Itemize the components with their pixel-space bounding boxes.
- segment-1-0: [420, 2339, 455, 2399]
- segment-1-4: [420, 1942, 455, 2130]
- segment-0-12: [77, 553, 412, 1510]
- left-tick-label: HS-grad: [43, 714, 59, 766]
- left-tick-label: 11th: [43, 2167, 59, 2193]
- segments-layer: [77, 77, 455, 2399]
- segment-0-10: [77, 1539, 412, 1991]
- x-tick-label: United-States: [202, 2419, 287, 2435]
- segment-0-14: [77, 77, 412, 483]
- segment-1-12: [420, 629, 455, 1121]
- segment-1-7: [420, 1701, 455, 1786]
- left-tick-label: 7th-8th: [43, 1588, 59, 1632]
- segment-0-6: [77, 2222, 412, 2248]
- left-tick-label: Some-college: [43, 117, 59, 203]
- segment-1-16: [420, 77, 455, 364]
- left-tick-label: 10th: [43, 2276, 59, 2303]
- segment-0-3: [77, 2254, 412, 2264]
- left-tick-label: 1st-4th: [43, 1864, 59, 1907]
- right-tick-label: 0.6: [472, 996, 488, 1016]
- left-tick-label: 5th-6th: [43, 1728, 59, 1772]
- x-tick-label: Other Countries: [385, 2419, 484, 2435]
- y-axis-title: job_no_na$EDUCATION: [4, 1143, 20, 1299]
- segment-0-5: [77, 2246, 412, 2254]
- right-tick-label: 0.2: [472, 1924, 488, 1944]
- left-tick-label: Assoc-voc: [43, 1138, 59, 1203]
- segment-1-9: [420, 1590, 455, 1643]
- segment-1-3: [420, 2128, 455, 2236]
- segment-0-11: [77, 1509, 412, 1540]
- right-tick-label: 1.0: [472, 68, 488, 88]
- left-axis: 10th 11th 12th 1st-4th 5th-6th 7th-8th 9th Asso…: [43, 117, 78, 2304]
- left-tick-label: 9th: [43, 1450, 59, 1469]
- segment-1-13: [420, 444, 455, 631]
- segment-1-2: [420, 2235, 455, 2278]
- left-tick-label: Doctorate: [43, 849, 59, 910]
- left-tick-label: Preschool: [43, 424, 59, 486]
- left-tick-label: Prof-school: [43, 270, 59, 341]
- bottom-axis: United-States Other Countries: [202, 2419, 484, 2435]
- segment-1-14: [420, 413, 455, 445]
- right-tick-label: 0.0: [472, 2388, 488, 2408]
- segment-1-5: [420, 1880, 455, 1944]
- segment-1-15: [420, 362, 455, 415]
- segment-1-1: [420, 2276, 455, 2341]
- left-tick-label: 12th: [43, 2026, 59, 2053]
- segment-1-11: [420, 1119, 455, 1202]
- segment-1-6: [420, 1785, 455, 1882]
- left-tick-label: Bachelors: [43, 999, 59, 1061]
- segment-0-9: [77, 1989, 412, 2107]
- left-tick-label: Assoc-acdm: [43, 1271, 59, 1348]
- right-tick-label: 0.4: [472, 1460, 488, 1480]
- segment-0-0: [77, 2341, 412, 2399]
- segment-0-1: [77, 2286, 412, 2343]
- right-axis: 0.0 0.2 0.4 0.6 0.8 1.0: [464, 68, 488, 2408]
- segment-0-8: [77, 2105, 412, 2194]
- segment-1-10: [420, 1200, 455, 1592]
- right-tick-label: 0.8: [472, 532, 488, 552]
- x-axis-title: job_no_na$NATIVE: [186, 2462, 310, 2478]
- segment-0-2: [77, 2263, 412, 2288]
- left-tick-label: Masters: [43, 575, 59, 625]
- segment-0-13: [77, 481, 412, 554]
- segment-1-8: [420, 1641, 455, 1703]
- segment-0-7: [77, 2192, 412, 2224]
::::::::::
_INSTRUCTION_
Return the material word for word, from its first line up to and including the line containing "- right-tick-label: 0.2: [472, 1924, 488, 1944]".

_EXERCISE RESPONSE_
Itemize the components with their pixel-space bounding boxes.
- segment-1-0: [420, 2339, 455, 2399]
- segment-1-4: [420, 1942, 455, 2130]
- segment-0-12: [77, 553, 412, 1510]
- left-tick-label: HS-grad: [43, 714, 59, 766]
- left-tick-label: 11th: [43, 2167, 59, 2193]
- segments-layer: [77, 77, 455, 2399]
- segment-0-10: [77, 1539, 412, 1991]
- x-tick-label: United-States: [202, 2419, 287, 2435]
- segment-0-14: [77, 77, 412, 483]
- segment-1-12: [420, 629, 455, 1121]
- segment-1-7: [420, 1701, 455, 1786]
- left-tick-label: 7th-8th: [43, 1588, 59, 1632]
- segment-0-6: [77, 2222, 412, 2248]
- left-tick-label: Some-college: [43, 117, 59, 203]
- segment-1-16: [420, 77, 455, 364]
- left-tick-label: 10th: [43, 2276, 59, 2303]
- segment-0-3: [77, 2254, 412, 2264]
- left-tick-label: 1st-4th: [43, 1864, 59, 1907]
- right-tick-label: 0.6: [472, 996, 488, 1016]
- left-tick-label: 5th-6th: [43, 1728, 59, 1772]
- x-tick-label: Other Countries: [385, 2419, 484, 2435]
- y-axis-title: job_no_na$EDUCATION: [4, 1143, 20, 1299]
- segment-0-5: [77, 2246, 412, 2254]
- right-tick-label: 0.2: [472, 1924, 488, 1944]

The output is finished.